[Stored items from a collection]
§ §

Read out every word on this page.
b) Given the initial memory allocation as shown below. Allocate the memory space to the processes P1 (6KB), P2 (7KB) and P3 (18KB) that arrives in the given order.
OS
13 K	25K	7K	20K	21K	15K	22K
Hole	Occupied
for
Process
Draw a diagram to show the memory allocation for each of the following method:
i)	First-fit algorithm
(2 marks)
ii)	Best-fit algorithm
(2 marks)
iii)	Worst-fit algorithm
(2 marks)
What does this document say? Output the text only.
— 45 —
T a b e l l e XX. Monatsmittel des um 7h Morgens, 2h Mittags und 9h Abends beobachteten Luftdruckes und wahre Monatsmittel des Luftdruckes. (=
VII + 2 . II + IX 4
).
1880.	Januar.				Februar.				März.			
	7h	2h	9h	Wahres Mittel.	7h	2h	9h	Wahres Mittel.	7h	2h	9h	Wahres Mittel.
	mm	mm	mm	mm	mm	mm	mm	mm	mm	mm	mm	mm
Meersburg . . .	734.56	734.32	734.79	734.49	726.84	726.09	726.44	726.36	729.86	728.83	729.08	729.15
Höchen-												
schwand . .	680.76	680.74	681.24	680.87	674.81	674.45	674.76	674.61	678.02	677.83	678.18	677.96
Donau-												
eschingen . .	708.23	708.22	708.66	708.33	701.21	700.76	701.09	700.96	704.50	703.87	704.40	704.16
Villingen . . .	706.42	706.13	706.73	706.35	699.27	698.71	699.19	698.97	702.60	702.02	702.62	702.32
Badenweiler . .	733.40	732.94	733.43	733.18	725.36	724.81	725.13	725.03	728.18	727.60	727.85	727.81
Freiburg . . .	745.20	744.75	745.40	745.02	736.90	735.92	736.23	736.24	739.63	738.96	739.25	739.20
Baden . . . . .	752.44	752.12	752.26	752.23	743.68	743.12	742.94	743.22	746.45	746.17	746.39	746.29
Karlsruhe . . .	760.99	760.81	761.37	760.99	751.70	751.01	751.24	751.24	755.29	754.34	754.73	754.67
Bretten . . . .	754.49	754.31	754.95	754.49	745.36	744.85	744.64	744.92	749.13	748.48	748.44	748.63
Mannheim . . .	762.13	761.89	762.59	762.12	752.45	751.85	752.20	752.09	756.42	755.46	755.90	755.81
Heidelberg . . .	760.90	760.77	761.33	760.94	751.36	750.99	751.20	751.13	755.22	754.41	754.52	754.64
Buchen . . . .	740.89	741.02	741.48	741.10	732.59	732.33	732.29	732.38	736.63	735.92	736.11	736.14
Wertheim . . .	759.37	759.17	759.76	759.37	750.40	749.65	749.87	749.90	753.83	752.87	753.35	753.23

§ §

[Written request]: Extract all of the data above without altering anything.

[Correct answer]:
Read out every word on this page.
b) Given the initial memory allocation as shown below. Allocate the memory space to the processes P1 (6KB), P2 (7KB) and P3 (18KB) that arrives in the given order.
OS
13 K	25K	7K	20K	21K	15K	22K
Hole	Occupied
for
Process
Draw a diagram to show the memory allocation for each of the following method:
i)	First-fit algorithm
(2 marks)
ii)	Best-fit algorithm
(2 marks)
iii)	Worst-fit algorithm
(2 marks)
What does this document say? Output the text only.
— 45 —
T a b e l l e XX. Monatsmittel des um 7h Morgens, 2h Mittags und 9h Abends beobachteten Luftdruckes und wahre Monatsmittel des Luftdruckes. (=
VII + 2 . II + IX 4
).
1880.	Januar.				Februar.				März.			
	7h	2h	9h	Wahres Mittel.	7h	2h	9h	Wahres Mittel.	7h	2h	9h	Wahres Mittel.
	mm	mm	mm	mm	mm	mm	mm	mm	mm	mm	mm	mm
Meersburg . . .	734.56	734.32	734.79	734.49	726.84	726.09	726.44	726.36	729.86	728.83	729.08	729.15
Höchen-												
schwand . .	680.76	680.74	681.24	680.87	674.81	674.45	674.76	674.61	678.02	677.83	678.18	677.96
Donau-												
eschingen . .	708.23	708.22	708.66	708.33	701.21	700.76	701.09	700.96	704.50	703.87	704.40	704.16
Villingen . . .	706.42	706.13	706.73	706.35	699.27	698.71	699.19	698.97	702.60	702.02	702.62	702.32
Badenweiler . .	733.40	732.94	733.43	733.18	725.36	724.81	725.13	725.03	728.18	727.60	727.85	727.81
Freiburg . . .	745.20	744.75	745.40	745.02	736.90	735.92	736.23	736.24	739.63	738.96	739.25	739.20
Baden . . . . .	752.44	752.12	752.26	752.23	743.68	743.12	742.94	743.22	746.45	746.17	746.39	746.29
Karlsruhe . . .	760.99	760.81	761.37	760.99	751.70	751.01	751.24	751.24	755.29	754.34	754.73	754.67
Bretten . . . .	754.49	754.31	754.95	754.49	745.36	744.85	744.64	744.92	749.13	748.48	748.44	748.63
Mannheim . . .	762.13	761.89	762.59	762.12	752.45	751.85	752.20	752.09	756.42	755.46	755.90	755.81
Heidelberg . . .	760.90	760.77	761.33	760.94	751.36	750.99	751.20	751.13	755.22	754.41	754.52	754.64
Buchen . . . .	740.89	741.02	741.48	741.10	732.59	732.33	732.29	732.38	736.63	735.92	736.11	736.14
Wertheim . . .	759.37	759.17	759.76	759.37	750.40	749.65	749.87	749.90	753.83	752.87	753.35	753.23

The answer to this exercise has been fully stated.